* _EXERCISE PROMPT_:
Please rewrite all the records below, replacing "gridline-vertical" with "vertical-gridline" and changing nothing else. Leave the pictures out of your answer.

* _RECORDS TO PROCESS_:

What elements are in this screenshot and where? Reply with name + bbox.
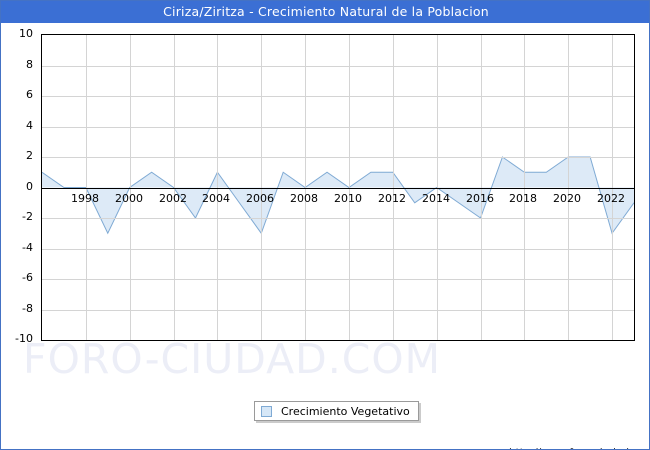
gridline-vertical [524, 35, 525, 340]
x-axis-tick-label: 2018 [509, 191, 537, 205]
gridline-vertical [305, 35, 306, 340]
x-axis-tick-label: 2000 [115, 191, 143, 205]
plot-area [41, 34, 635, 341]
gridline-vertical [437, 35, 438, 340]
y-axis-tick-label: -8 [22, 302, 33, 315]
chart-region: -10 -8 -6 -4 -2 0 2 4 6 8 10 FORO-CIUDAD.COM Creci… [1, 23, 649, 449]
x-axis-tick-label: 2012 [378, 191, 406, 205]
y-axis-tick-label: -2 [22, 210, 33, 223]
legend-swatch-crecimiento-vegetativo [261, 405, 272, 417]
y-axis-tick-label: 8 [26, 58, 33, 71]
x-axis-tick-label: 2002 [159, 191, 187, 205]
legend-label-crecimiento-vegetativo: Crecimiento Vegetativo [281, 404, 410, 418]
chart-legend: Crecimiento Vegetativo [254, 401, 419, 421]
gridline-vertical [130, 35, 131, 340]
gridline-vertical [261, 35, 262, 340]
gridline-horizontal [42, 310, 634, 311]
gridline-horizontal [42, 96, 634, 97]
gridline-vertical [174, 35, 175, 340]
y-axis-tick-label: 0 [26, 180, 33, 193]
gridline-horizontal [42, 127, 634, 128]
y-axis-tick-label: 6 [26, 88, 33, 101]
gridline-horizontal [42, 218, 634, 219]
chart-plot-svg [42, 156, 634, 235]
window-title: Ciriza/Ziritza - Crecimiento Natural de … [1, 1, 649, 23]
series-line-crecimiento-vegetativo [42, 156, 634, 235]
gridline-horizontal [42, 279, 634, 280]
y-axis-tick-label: -6 [22, 271, 33, 284]
gridline-vertical [481, 35, 482, 340]
x-axis-tick-label: 2014 [422, 191, 450, 205]
series-area-crecimiento-vegetativo [42, 157, 634, 234]
gridline-vertical [86, 35, 87, 340]
y-axis-tick-label: -10 [15, 332, 33, 345]
source-url: http://www.foro-ciudad.com [509, 447, 649, 449]
gridline-horizontal [42, 249, 634, 250]
y-axis-tick-label: 2 [26, 149, 33, 162]
gridline-vertical [568, 35, 569, 340]
gridline-vertical [612, 35, 613, 340]
y-axis-labels: -10 -8 -6 -4 -2 0 2 4 6 8 10 [1, 28, 37, 344]
x-axis-tick-label: 2022 [597, 191, 625, 205]
y-axis-tick-label: 10 [19, 27, 33, 40]
gridline-vertical [349, 35, 350, 340]
x-axis-tick-label: 2008 [290, 191, 318, 205]
x-axis-tick-label: 2016 [466, 191, 494, 205]
y-axis-tick-label: -4 [22, 241, 33, 254]
gridline-vertical [393, 35, 394, 340]
y-axis-tick-label: 4 [26, 119, 33, 132]
x-axis-tick-label: 2020 [553, 191, 581, 205]
x-axis-tick-label: 2010 [334, 191, 362, 205]
watermark-text: FORO-CIUDAD.COM [23, 335, 442, 383]
x-axis-tick-label: 1998 [71, 191, 99, 205]
gridline-horizontal [42, 157, 634, 158]
gridline-horizontal [42, 66, 634, 67]
zero-axis-line [42, 188, 634, 189]
x-axis-tick-label: 2006 [246, 191, 274, 205]
gridline-vertical [217, 35, 218, 340]
x-axis-tick-label: 2004 [202, 191, 230, 205]
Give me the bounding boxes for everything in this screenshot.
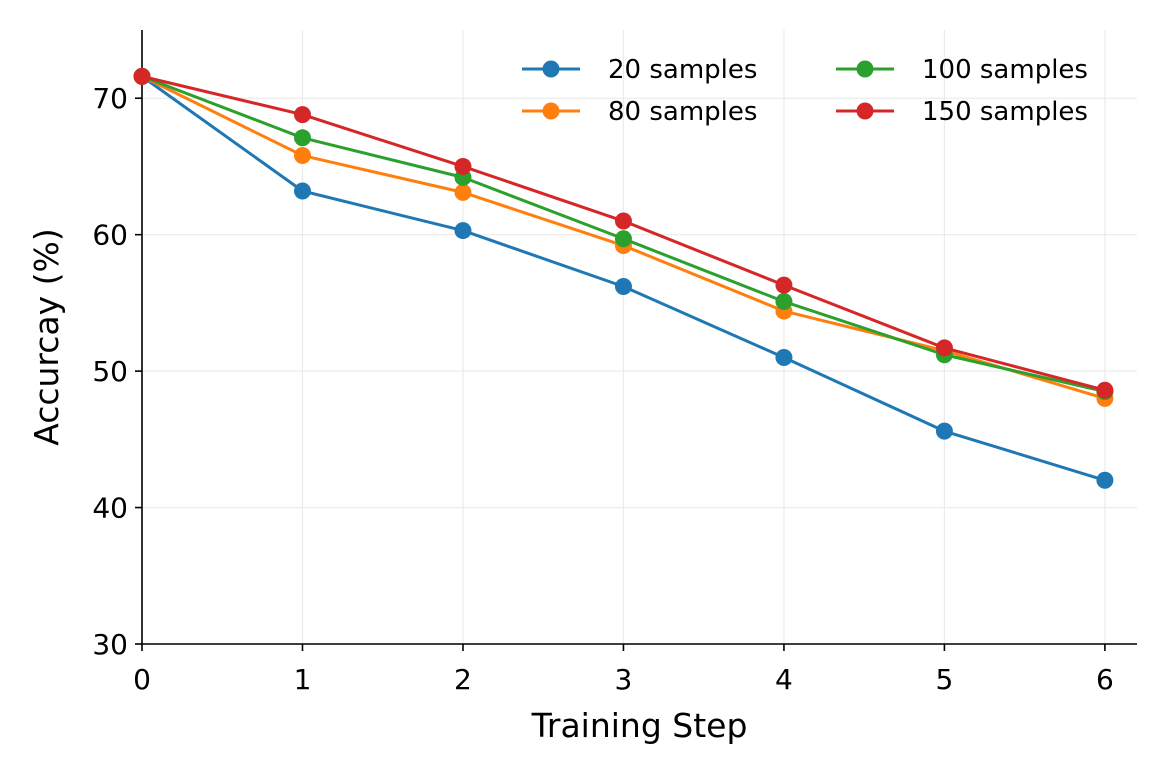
- data-point: [935, 422, 953, 440]
- x-tick-label: 0: [133, 663, 151, 696]
- data-point: [775, 293, 793, 311]
- x-axis-label: Training Step: [531, 706, 748, 745]
- legend-label: 20 samples: [608, 55, 757, 85]
- legend: 20 samples 80 samples 100 samples 150 sampl…: [522, 55, 1088, 127]
- data-point: [454, 222, 472, 240]
- legend-label: 100 samples: [922, 55, 1088, 85]
- legend-marker: [856, 60, 874, 78]
- legend-marker: [542, 102, 560, 120]
- x-tick-label: 5: [936, 663, 954, 696]
- data-point: [614, 278, 632, 296]
- data-point: [1096, 381, 1114, 399]
- legend-item: 20 samples: [522, 55, 757, 85]
- legend-item: 100 samples: [836, 55, 1088, 85]
- y-tick-label: 70: [92, 82, 128, 115]
- data-point: [133, 67, 151, 85]
- legend-marker: [856, 102, 874, 120]
- x-tick-label: 1: [294, 663, 312, 696]
- data-point: [454, 183, 472, 201]
- x-tick-label: 4: [775, 663, 793, 696]
- data-point: [454, 157, 472, 175]
- y-tick-label: 50: [92, 355, 128, 388]
- axes: [141, 30, 1137, 645]
- data-point: [614, 212, 632, 230]
- data-point: [1096, 471, 1114, 489]
- x-tick-label: 2: [454, 663, 472, 696]
- grid: [141, 30, 1137, 645]
- data-point: [775, 348, 793, 366]
- data-point: [293, 129, 311, 147]
- legend-label: 80 samples: [608, 97, 757, 127]
- data-point: [293, 106, 311, 124]
- legend-label: 150 samples: [922, 97, 1088, 127]
- data-point: [775, 276, 793, 294]
- series-group: [133, 67, 1114, 489]
- data-point: [614, 230, 632, 248]
- x-tick-label: 3: [615, 663, 633, 696]
- y-tick-label: 30: [92, 628, 128, 661]
- tick-labels: 0 1 2 3 4 5 6 30 40 50 60 70: [92, 82, 1113, 696]
- data-point: [935, 339, 953, 357]
- legend-item: 150 samples: [836, 97, 1088, 127]
- legend-marker: [542, 60, 560, 78]
- legend-item: 80 samples: [522, 97, 757, 127]
- x-tick-label: 6: [1096, 663, 1114, 696]
- data-point: [293, 147, 311, 165]
- y-tick-label: 60: [92, 219, 128, 252]
- series-150-samples: [133, 67, 1114, 399]
- y-axis-label: Accurcay (%): [27, 228, 66, 446]
- y-tick-label: 40: [92, 492, 128, 525]
- data-point: [293, 182, 311, 200]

* _SOLUTION FOR THIS PROBLEM_:
What elements are in this screenshot and where? Reply with name + bbox.
vertical-gridline [524, 35, 525, 340]
x-axis-tick-label: 2018 [509, 191, 537, 205]
vertical-gridline [305, 35, 306, 340]
x-axis-tick-label: 2000 [115, 191, 143, 205]
plot-area [41, 34, 635, 341]
vertical-gridline [437, 35, 438, 340]
y-axis-tick-label: -8 [22, 302, 33, 315]
chart-region: -10 -8 -6 -4 -2 0 2 4 6 8 10 FORO-CIUDAD.COM Creci… [1, 23, 649, 449]
x-axis-tick-label: 2012 [378, 191, 406, 205]
y-axis-tick-label: -2 [22, 210, 33, 223]
legend-swatch-crecimiento-vegetativo [261, 405, 272, 417]
y-axis-tick-label: 8 [26, 58, 33, 71]
x-axis-tick-label: 2002 [159, 191, 187, 205]
legend-label-crecimiento-vegetativo: Crecimiento Vegetativo [281, 404, 410, 418]
chart-legend: Crecimiento Vegetativo [254, 401, 419, 421]
vertical-gridline [130, 35, 131, 340]
vertical-gridline [261, 35, 262, 340]
gridline-horizontal [42, 310, 634, 311]
gridline-horizontal [42, 96, 634, 97]
vertical-gridline [174, 35, 175, 340]
y-axis-tick-label: 0 [26, 180, 33, 193]
gridline-horizontal [42, 127, 634, 128]
y-axis-tick-label: 6 [26, 88, 33, 101]
gridline-horizontal [42, 218, 634, 219]
chart-plot-svg [42, 156, 634, 235]
window-title: Ciriza/Ziritza - Crecimiento Natural de … [1, 1, 649, 23]
series-line-crecimiento-vegetativo [42, 156, 634, 235]
gridline-horizontal [42, 279, 634, 280]
y-axis-tick-label: -6 [22, 271, 33, 284]
vertical-gridline [481, 35, 482, 340]
x-axis-tick-label: 2014 [422, 191, 450, 205]
series-area-crecimiento-vegetativo [42, 157, 634, 234]
vertical-gridline [86, 35, 87, 340]
y-axis-tick-label: -10 [15, 332, 33, 345]
source-url: http://www.foro-ciudad.com [509, 447, 649, 449]
gridline-horizontal [42, 249, 634, 250]
y-axis-tick-label: 2 [26, 149, 33, 162]
vertical-gridline [568, 35, 569, 340]
vertical-gridline [612, 35, 613, 340]
y-axis-labels: -10 -8 -6 -4 -2 0 2 4 6 8 10 [1, 28, 37, 344]
x-axis-tick-label: 2022 [597, 191, 625, 205]
y-axis-tick-label: 10 [19, 27, 33, 40]
vertical-gridline [349, 35, 350, 340]
x-axis-tick-label: 2008 [290, 191, 318, 205]
x-axis-tick-label: 2016 [466, 191, 494, 205]
y-axis-tick-label: -4 [22, 241, 33, 254]
vertical-gridline [393, 35, 394, 340]
y-axis-tick-label: 4 [26, 119, 33, 132]
x-axis-tick-label: 2020 [553, 191, 581, 205]
x-axis-tick-label: 2010 [334, 191, 362, 205]
watermark-text: FORO-CIUDAD.COM [23, 335, 442, 383]
x-axis-tick-label: 1998 [71, 191, 99, 205]
gridline-horizontal [42, 157, 634, 158]
gridline-horizontal [42, 66, 634, 67]
zero-axis-line [42, 188, 634, 189]
x-axis-tick-label: 2006 [246, 191, 274, 205]
vertical-gridline [217, 35, 218, 340]
x-axis-tick-label: 2004 [202, 191, 230, 205]
Give me the bounding boxes for everything in this screenshot.
- data-point: [935, 422, 953, 440]
- x-tick-label: 0: [133, 663, 151, 696]
- data-point: [775, 293, 793, 311]
- x-axis-label: Training Step: [531, 706, 748, 745]
- legend-label: 20 samples: [608, 55, 757, 85]
- legend: 20 samples 80 samples 100 samples 150 sampl…: [522, 55, 1088, 127]
- data-point: [454, 222, 472, 240]
- legend-label: 100 samples: [922, 55, 1088, 85]
- legend-marker: [856, 60, 874, 78]
- legend-marker: [542, 102, 560, 120]
- x-tick-label: 5: [936, 663, 954, 696]
- data-point: [614, 278, 632, 296]
- data-point: [1096, 381, 1114, 399]
- legend-item: 20 samples: [522, 55, 757, 85]
- legend-item: 100 samples: [836, 55, 1088, 85]
- y-tick-label: 70: [92, 82, 128, 115]
- data-point: [133, 67, 151, 85]
- legend-marker: [856, 102, 874, 120]
- x-tick-label: 1: [294, 663, 312, 696]
- data-point: [454, 183, 472, 201]
- x-tick-label: 4: [775, 663, 793, 696]
- data-point: [454, 157, 472, 175]
- y-tick-label: 50: [92, 355, 128, 388]
- axes: [141, 30, 1137, 645]
- data-point: [614, 212, 632, 230]
- data-point: [1096, 471, 1114, 489]
- x-tick-label: 2: [454, 663, 472, 696]
- grid: [141, 30, 1137, 645]
- data-point: [775, 348, 793, 366]
- data-point: [293, 129, 311, 147]
- legend-label: 80 samples: [608, 97, 757, 127]
- data-point: [293, 106, 311, 124]
- legend-label: 150 samples: [922, 97, 1088, 127]
- data-point: [775, 276, 793, 294]
- series-group: [133, 67, 1114, 489]
- data-point: [614, 230, 632, 248]
- x-tick-label: 3: [615, 663, 633, 696]
- y-tick-label: 30: [92, 628, 128, 661]
- tick-labels: 0 1 2 3 4 5 6 30 40 50 60 70: [92, 82, 1113, 696]
- data-point: [935, 339, 953, 357]
- legend-item: 150 samples: [836, 97, 1088, 127]
- legend-marker: [542, 60, 560, 78]
- legend-item: 80 samples: [522, 97, 757, 127]
- x-tick-label: 6: [1096, 663, 1114, 696]
- data-point: [293, 147, 311, 165]
- y-tick-label: 60: [92, 219, 128, 252]
- series-150-samples: [133, 67, 1114, 399]
- y-axis-label: Accurcay (%): [27, 228, 66, 446]
- y-tick-label: 40: [92, 492, 128, 525]
- data-point: [293, 182, 311, 200]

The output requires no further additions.